**Challenge**:
Every line that contains the word "this" should be copied.

**Saved data entries**:
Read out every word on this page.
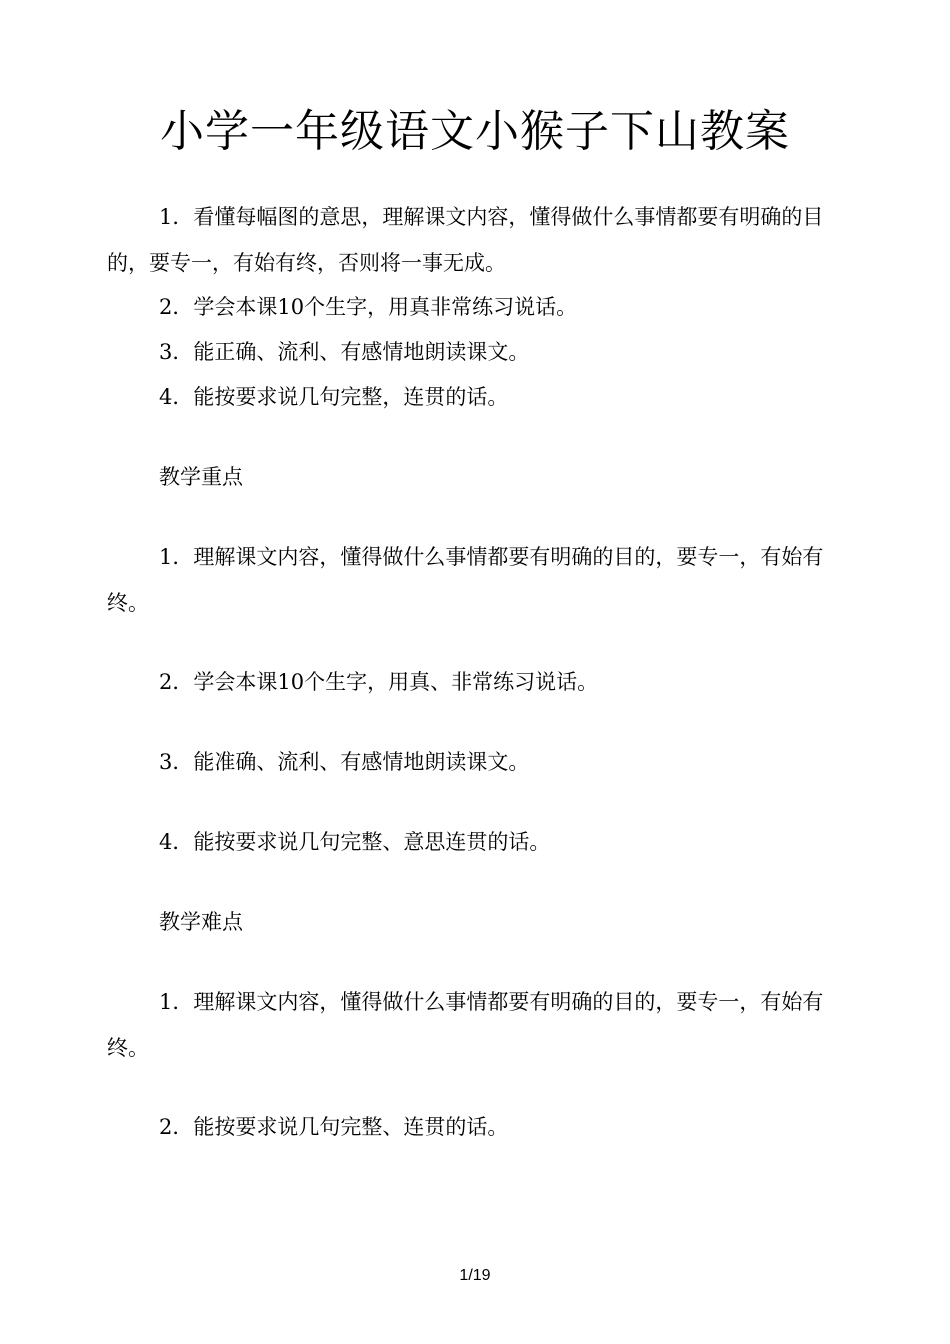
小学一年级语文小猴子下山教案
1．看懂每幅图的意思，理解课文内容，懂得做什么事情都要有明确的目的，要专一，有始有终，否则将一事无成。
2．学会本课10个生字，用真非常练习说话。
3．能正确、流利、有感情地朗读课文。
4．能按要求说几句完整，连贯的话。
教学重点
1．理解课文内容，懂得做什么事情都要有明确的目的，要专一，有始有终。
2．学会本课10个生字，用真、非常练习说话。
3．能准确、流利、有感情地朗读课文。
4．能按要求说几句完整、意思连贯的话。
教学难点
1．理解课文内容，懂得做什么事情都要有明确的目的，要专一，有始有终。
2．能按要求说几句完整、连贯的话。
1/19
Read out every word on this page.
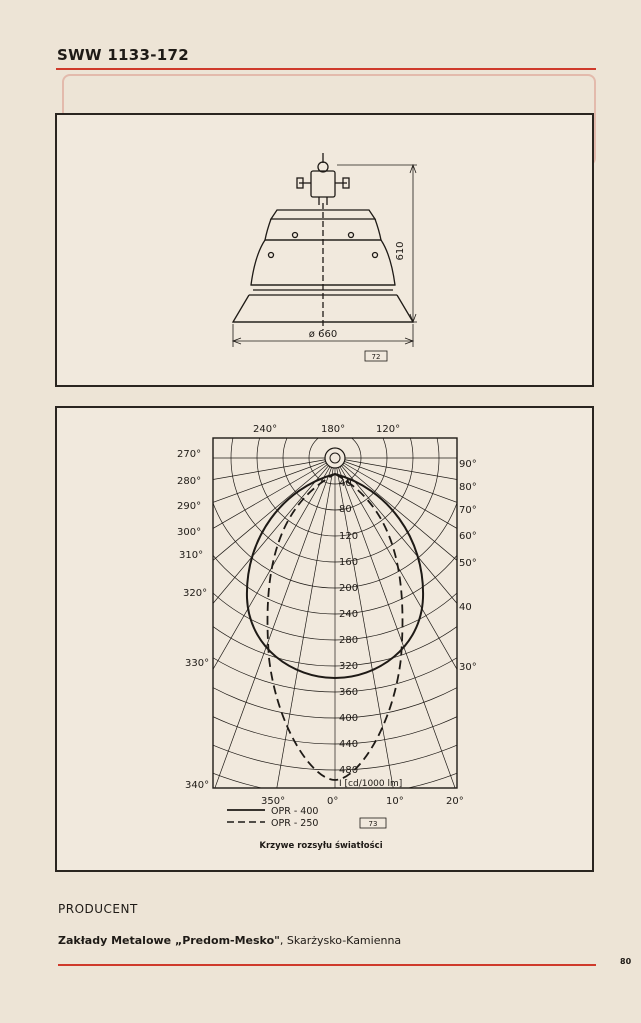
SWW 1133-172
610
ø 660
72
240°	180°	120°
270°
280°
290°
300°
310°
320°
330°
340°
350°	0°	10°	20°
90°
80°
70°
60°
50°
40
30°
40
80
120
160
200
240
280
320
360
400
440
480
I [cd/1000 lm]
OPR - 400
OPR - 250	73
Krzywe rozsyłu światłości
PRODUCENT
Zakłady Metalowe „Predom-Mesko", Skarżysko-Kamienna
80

--

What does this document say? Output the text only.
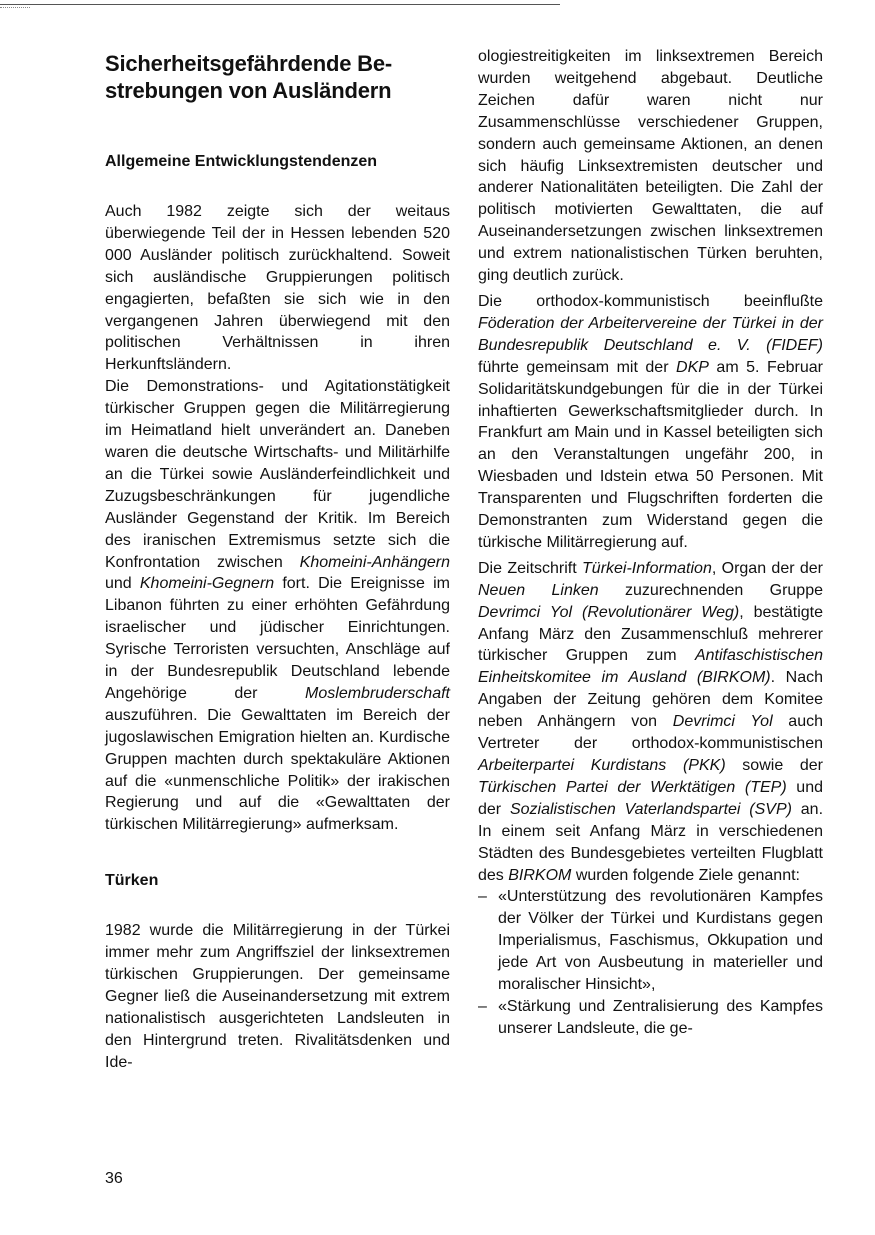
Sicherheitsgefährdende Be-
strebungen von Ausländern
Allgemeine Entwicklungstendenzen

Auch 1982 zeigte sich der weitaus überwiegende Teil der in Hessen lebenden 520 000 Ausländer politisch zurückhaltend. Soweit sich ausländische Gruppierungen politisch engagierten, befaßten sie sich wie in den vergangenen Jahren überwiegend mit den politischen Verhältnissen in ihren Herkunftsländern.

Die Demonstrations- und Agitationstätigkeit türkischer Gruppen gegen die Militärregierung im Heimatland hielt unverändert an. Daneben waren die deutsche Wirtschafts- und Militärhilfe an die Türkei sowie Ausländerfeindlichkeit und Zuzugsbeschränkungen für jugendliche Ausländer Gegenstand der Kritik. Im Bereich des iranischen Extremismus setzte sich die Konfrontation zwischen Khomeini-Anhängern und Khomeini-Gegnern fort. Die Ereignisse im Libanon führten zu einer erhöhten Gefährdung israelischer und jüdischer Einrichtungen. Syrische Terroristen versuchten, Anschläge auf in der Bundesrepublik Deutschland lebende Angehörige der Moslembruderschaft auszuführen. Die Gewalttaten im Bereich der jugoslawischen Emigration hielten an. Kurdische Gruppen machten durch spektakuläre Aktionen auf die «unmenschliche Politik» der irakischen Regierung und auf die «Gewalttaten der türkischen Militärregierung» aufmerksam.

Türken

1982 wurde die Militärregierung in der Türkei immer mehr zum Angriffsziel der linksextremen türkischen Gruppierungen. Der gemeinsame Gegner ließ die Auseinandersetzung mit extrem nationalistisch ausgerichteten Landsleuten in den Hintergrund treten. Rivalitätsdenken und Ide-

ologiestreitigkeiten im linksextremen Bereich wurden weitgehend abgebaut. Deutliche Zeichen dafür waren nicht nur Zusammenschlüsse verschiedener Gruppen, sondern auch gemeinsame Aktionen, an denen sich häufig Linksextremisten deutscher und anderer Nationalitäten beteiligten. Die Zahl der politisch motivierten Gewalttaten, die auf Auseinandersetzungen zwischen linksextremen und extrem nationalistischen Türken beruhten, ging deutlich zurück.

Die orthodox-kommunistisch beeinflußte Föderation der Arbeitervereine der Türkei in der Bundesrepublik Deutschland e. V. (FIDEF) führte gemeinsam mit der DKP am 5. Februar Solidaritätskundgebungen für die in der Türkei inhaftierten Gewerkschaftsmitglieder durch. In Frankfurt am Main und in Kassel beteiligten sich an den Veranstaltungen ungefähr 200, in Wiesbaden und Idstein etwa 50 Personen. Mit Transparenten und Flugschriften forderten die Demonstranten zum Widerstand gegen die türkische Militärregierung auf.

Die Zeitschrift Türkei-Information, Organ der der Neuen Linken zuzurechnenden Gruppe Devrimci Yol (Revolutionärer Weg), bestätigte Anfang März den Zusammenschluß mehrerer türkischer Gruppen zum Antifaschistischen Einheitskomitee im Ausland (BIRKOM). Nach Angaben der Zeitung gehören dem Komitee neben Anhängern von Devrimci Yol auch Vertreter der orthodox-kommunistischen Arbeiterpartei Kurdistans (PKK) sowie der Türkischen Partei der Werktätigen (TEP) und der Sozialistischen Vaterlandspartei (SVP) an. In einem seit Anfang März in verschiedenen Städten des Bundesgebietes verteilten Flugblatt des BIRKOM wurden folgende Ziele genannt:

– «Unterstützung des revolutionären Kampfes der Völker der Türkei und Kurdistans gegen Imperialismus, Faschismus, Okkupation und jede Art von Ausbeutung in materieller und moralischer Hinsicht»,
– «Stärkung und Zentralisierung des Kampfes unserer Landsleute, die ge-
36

---

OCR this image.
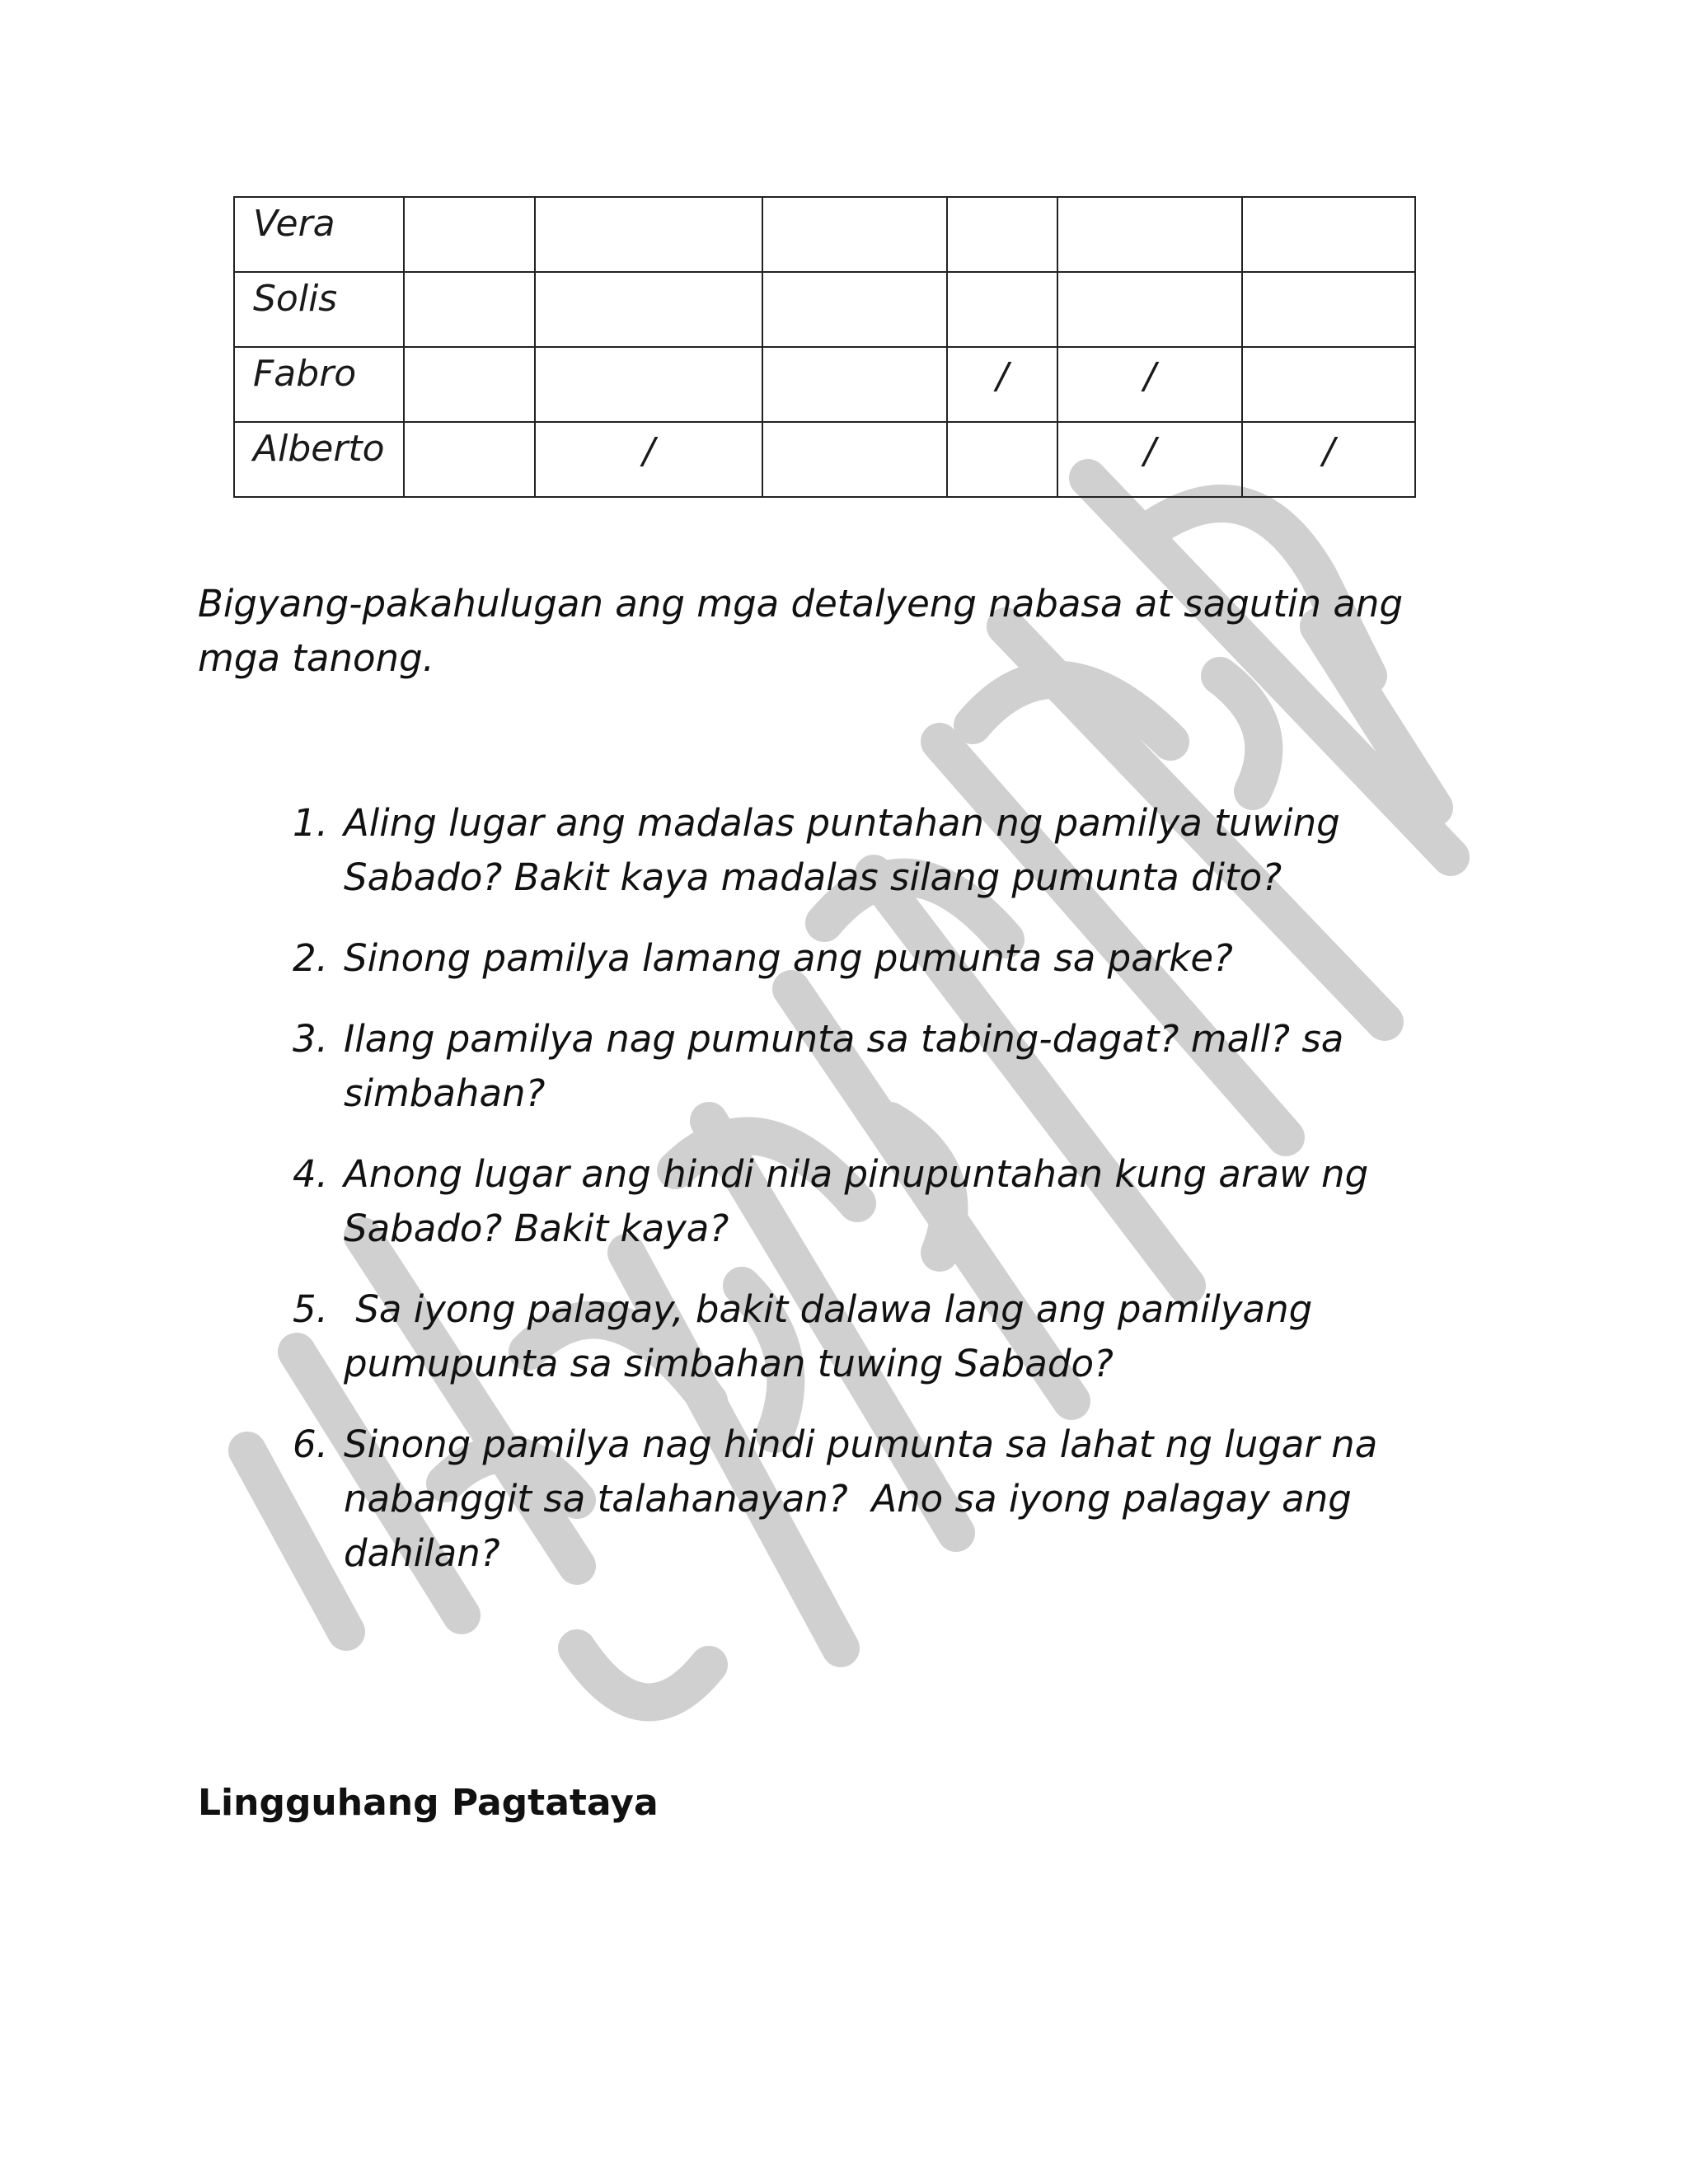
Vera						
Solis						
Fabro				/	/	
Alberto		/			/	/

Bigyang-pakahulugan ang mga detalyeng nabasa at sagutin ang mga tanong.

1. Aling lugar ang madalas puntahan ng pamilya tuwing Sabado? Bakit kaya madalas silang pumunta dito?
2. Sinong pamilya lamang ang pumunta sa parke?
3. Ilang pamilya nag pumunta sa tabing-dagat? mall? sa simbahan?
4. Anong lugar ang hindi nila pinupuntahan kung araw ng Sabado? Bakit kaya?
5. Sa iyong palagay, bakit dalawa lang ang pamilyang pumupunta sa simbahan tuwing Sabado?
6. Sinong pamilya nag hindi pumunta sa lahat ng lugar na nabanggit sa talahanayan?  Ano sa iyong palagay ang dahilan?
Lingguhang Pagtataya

**Result**:
Read out every word on this page.
Read out every word on this page.
What does this document say? Output the text only.
OCR this image.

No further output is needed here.